**What to produce**
Search the listing below for the word "Options" and copy each line that holds it.

[Records from a data source]
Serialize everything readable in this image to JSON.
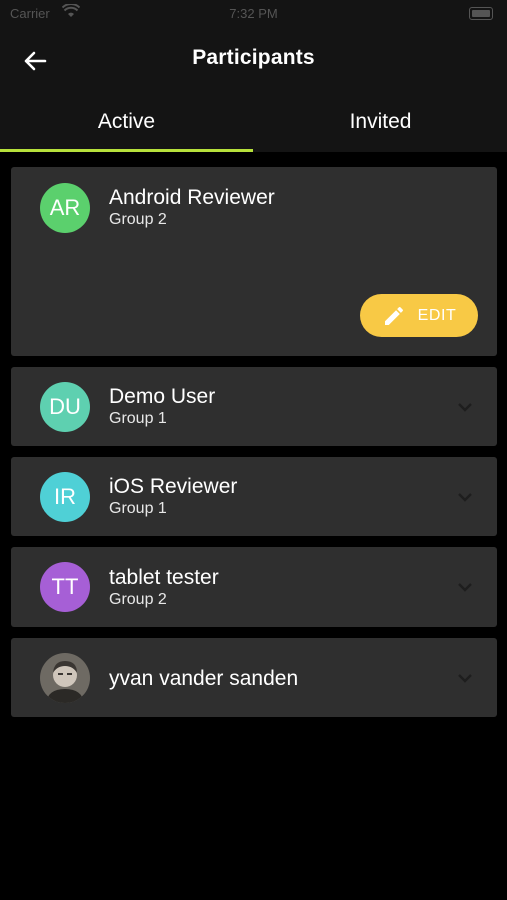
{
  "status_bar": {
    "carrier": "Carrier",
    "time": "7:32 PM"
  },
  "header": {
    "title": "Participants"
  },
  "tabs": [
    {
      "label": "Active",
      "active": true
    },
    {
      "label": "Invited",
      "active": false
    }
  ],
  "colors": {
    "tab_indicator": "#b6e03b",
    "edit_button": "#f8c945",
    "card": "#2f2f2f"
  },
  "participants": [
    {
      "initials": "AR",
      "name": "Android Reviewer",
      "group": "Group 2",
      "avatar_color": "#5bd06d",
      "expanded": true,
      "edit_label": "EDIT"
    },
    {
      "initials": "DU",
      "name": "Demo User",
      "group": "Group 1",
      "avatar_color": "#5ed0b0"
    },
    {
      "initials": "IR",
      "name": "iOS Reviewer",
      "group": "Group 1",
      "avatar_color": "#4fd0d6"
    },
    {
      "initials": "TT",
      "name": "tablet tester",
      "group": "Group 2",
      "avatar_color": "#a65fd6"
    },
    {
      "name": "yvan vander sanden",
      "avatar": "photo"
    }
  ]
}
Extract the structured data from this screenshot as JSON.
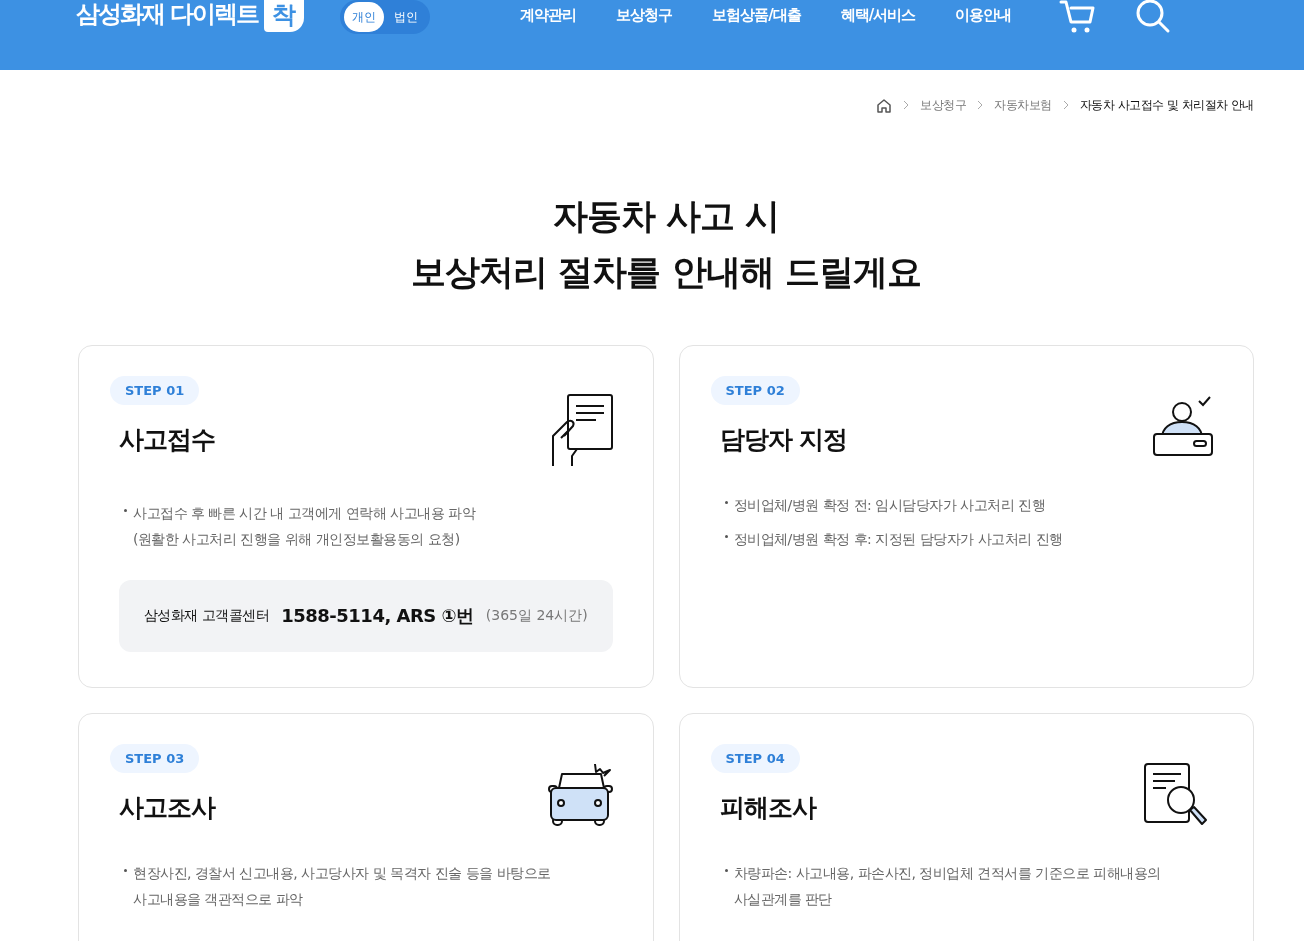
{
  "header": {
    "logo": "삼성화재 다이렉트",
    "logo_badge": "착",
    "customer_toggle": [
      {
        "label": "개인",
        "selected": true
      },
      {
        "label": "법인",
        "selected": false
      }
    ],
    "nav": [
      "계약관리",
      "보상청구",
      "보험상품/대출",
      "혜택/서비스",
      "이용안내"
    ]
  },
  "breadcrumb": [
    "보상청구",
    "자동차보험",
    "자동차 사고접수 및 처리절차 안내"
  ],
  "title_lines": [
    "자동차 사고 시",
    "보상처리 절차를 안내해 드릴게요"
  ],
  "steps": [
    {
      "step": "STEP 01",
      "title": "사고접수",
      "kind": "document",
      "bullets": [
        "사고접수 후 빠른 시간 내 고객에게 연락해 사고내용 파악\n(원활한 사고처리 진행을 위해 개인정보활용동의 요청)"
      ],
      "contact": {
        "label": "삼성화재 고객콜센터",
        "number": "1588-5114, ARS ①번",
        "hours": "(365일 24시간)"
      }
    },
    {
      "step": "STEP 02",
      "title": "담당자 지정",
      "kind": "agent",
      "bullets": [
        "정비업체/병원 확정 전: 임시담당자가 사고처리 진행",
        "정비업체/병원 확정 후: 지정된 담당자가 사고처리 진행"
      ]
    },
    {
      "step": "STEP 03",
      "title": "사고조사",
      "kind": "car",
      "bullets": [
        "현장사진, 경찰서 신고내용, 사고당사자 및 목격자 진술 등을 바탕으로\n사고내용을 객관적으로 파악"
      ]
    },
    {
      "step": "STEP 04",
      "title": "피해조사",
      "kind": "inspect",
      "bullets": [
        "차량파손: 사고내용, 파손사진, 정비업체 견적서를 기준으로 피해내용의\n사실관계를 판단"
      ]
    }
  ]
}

---

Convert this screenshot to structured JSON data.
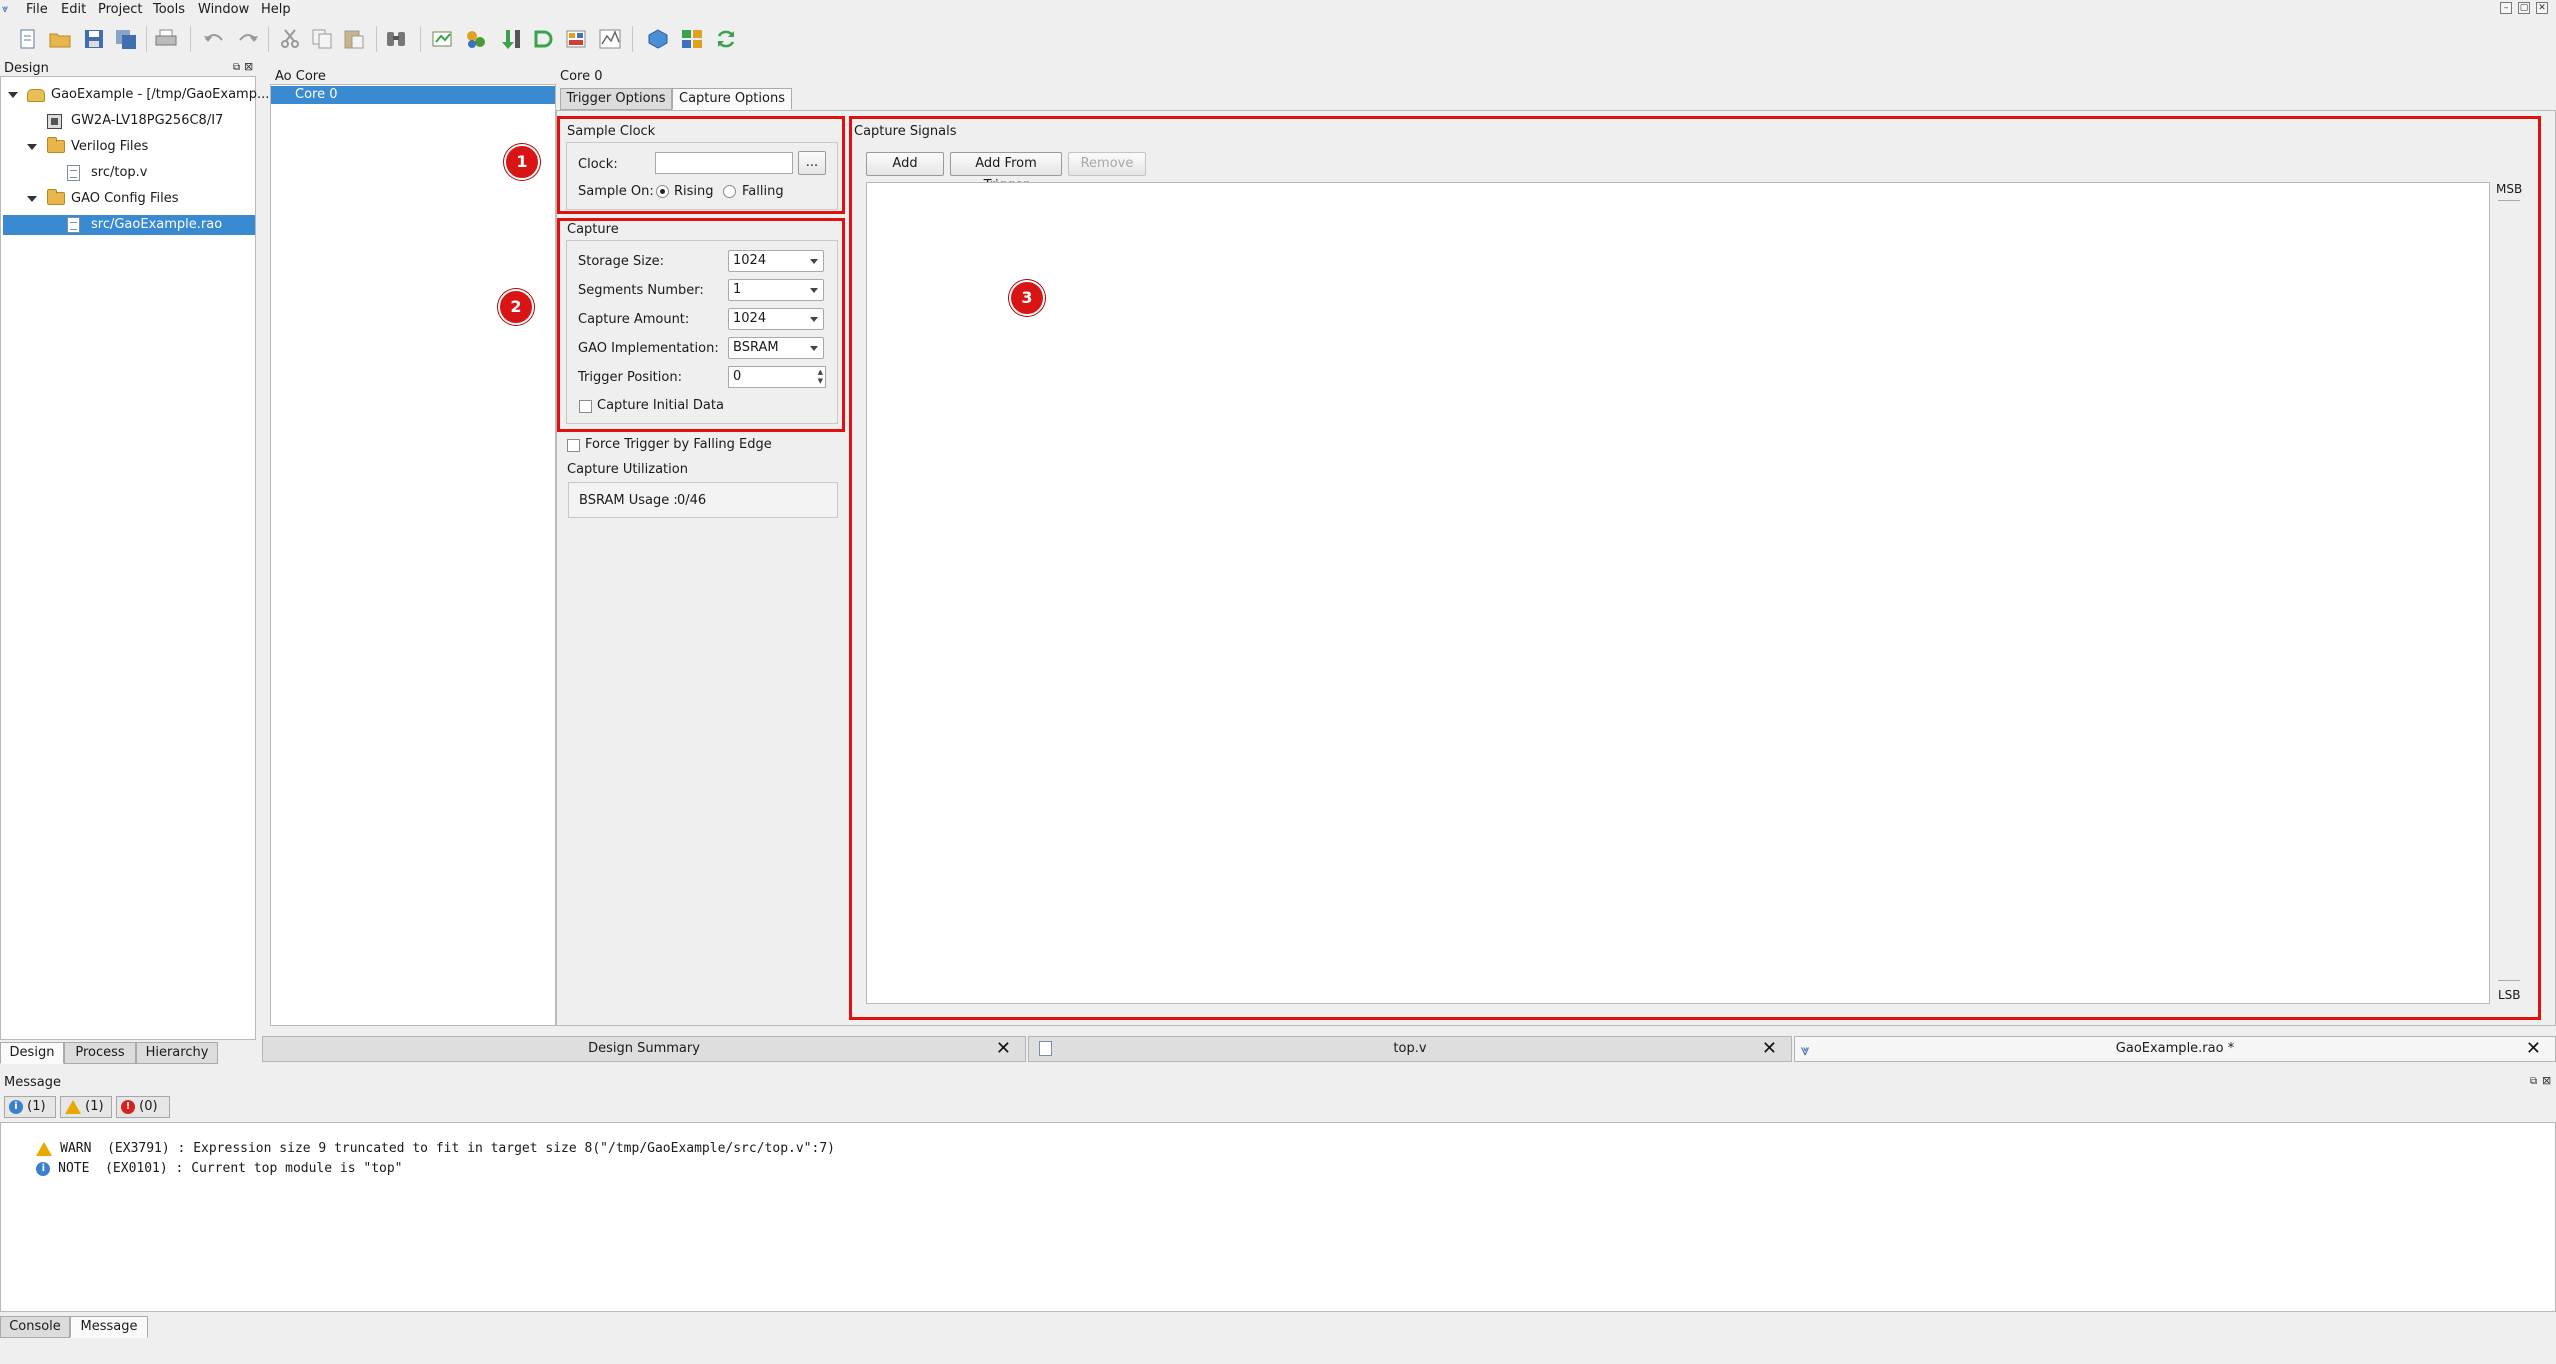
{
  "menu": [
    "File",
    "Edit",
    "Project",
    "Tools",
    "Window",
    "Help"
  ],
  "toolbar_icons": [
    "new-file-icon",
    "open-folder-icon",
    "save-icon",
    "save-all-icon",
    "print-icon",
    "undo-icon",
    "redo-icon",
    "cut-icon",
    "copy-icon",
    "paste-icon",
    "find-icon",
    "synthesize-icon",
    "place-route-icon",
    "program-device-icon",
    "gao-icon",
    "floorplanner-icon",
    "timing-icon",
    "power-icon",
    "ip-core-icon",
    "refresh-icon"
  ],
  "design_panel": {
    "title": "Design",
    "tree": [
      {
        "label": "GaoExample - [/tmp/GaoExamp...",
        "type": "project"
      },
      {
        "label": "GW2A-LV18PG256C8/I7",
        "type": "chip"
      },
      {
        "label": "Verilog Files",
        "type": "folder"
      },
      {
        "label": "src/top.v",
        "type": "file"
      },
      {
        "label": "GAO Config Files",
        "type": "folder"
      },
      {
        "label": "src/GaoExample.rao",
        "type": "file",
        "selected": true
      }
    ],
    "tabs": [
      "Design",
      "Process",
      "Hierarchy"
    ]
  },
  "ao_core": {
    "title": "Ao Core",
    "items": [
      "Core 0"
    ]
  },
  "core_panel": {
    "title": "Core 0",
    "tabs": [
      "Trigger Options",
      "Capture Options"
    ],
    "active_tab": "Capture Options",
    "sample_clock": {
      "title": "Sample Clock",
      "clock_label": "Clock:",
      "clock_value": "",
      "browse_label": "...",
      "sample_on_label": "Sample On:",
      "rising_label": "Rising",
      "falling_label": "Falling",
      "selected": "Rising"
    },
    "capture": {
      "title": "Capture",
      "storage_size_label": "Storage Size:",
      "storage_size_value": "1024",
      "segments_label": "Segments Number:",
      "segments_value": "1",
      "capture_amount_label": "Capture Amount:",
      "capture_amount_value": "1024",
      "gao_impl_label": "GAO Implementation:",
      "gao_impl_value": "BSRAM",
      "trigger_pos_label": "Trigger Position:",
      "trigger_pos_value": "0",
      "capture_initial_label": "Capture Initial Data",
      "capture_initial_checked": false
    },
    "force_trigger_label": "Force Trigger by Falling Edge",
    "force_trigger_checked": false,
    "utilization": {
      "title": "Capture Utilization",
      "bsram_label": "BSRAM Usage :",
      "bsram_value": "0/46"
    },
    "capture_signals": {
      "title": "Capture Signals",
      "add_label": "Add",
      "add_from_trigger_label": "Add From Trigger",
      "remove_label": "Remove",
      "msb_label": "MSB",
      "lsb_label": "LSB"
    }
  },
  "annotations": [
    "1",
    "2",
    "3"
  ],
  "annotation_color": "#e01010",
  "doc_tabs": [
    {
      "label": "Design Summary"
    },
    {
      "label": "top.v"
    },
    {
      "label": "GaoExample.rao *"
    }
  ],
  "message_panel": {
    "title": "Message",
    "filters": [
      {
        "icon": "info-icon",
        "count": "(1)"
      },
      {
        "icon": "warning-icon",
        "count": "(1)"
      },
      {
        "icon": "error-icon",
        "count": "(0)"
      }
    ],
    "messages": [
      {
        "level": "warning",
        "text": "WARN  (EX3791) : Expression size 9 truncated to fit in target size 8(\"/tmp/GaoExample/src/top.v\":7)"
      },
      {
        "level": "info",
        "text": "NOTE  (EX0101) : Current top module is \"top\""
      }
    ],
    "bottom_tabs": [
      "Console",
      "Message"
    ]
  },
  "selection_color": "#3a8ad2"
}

**Answer below**
      "Trigger Options",
      "Capture Options"
    "active_tab": "Capture Options",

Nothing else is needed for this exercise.